• Work instructions
Output every entry exactly as given.
** start **
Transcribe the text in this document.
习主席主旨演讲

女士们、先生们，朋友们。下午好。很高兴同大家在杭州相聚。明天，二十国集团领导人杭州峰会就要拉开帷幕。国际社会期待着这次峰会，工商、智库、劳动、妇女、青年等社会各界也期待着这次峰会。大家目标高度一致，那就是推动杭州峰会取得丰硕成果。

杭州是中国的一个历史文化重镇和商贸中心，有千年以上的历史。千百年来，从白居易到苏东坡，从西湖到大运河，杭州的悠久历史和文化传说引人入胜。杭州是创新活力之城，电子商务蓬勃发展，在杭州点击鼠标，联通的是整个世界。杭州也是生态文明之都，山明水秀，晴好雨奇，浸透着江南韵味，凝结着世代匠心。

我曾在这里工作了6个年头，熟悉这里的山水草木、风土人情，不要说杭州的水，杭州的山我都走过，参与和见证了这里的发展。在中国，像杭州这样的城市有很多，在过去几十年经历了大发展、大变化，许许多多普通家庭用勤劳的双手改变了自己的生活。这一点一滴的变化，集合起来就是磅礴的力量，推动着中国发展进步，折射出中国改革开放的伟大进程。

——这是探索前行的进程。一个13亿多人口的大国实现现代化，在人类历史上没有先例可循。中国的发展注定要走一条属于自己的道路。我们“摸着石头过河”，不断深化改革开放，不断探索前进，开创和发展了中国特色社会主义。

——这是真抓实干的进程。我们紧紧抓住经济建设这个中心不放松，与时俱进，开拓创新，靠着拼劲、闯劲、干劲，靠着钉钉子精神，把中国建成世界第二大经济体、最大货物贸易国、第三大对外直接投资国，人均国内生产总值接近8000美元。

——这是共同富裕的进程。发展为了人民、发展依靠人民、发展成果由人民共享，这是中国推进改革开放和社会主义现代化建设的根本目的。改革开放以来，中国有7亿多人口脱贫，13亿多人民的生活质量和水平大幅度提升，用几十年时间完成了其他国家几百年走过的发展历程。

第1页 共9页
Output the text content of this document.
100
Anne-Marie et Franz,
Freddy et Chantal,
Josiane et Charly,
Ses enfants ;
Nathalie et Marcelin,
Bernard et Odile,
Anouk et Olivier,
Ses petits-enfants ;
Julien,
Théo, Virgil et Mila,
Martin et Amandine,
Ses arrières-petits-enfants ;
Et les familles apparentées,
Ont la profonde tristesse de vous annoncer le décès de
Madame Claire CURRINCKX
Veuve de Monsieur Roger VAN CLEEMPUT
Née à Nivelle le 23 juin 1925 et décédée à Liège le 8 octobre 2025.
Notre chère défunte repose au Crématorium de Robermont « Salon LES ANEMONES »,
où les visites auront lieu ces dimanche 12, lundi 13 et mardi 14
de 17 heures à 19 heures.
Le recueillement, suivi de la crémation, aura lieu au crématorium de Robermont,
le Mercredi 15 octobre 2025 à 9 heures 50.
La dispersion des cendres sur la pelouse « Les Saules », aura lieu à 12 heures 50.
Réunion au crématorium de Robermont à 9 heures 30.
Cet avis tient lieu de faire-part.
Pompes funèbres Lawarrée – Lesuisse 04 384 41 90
** end **
• Task solution
Transcribe the text in this document.
习主席主旨演讲

女士们、先生们，朋友们。下午好。很高兴同大家在杭州相聚。明天，二十国集团领导人杭州峰会就要拉开帷幕。国际社会期待着这次峰会，工商、智库、劳动、妇女、青年等社会各界也期待着这次峰会。大家目标高度一致，那就是推动杭州峰会取得丰硕成果。

杭州是中国的一个历史文化重镇和商贸中心，有千年以上的历史。千百年来，从白居易到苏东坡，从西湖到大运河，杭州的悠久历史和文化传说引人入胜。杭州是创新活力之城，电子商务蓬勃发展，在杭州点击鼠标，联通的是整个世界。杭州也是生态文明之都，山明水秀，晴好雨奇，浸透着江南韵味，凝结着世代匠心。

我曾在这里工作了6个年头，熟悉这里的山水草木、风土人情，不要说杭州的水，杭州的山我都走过，参与和见证了这里的发展。在中国，像杭州这样的城市有很多，在过去几十年经历了大发展、大变化，许许多多普通家庭用勤劳的双手改变了自己的生活。这一点一滴的变化，集合起来就是磅礴的力量，推动着中国发展进步，折射出中国改革开放的伟大进程。

——这是探索前行的进程。一个13亿多人口的大国实现现代化，在人类历史上没有先例可循。中国的发展注定要走一条属于自己的道路。我们“摸着石头过河”，不断深化改革开放，不断探索前进，开创和发展了中国特色社会主义。

——这是真抓实干的进程。我们紧紧抓住经济建设这个中心不放松，与时俱进，开拓创新，靠着拼劲、闯劲、干劲，靠着钉钉子精神，把中国建成世界第二大经济体、最大货物贸易国、第三大对外直接投资国，人均国内生产总值接近8000美元。

——这是共同富裕的进程。发展为了人民、发展依靠人民、发展成果由人民共享，这是中国推进改革开放和社会主义现代化建设的根本目的。改革开放以来，中国有7亿多人口脱贫，13亿多人民的生活质量和水平大幅度提升，用几十年时间完成了其他国家几百年走过的发展历程。

第1页 共9页
Output the text content of this document.
100
Anne-Marie et Franz,
Freddy et Chantal,
Josiane et Charly,
Ses enfants ;
Nathalie et Marcelin,
Bernard et Odile,
Anouk et Olivier,
Ses petits-enfants ;
Julien,
Théo, Virgil et Mila,
Martin et Amandine,
Ses arrières-petits-enfants ;
Et les familles apparentées,
Ont la profonde tristesse de vous annoncer le décès de
Madame Claire CURRINCKX
Veuve de Monsieur Roger VAN CLEEMPUT
Née à Nivelle le 23 juin 1925 et décédée à Liège le 8 octobre 2025.
Notre chère défunte repose au Crématorium de Robermont « Salon LES ANEMONES »,
où les visites auront lieu ces dimanche 12, lundi 13 et mardi 14
de 17 heures à 19 heures.
Le recueillement, suivi de la crémation, aura lieu au crématorium de Robermont,
le Mercredi 15 octobre 2025 à 9 heures 50.
La dispersion des cendres sur la pelouse « Les Saules », aura lieu à 12 heures 50.
Réunion au crématorium de Robermont à 9 heures 30.
Cet avis tient lieu de faire-part.
Pompes funèbres Lawarrée – Lesuisse 04 384 41 90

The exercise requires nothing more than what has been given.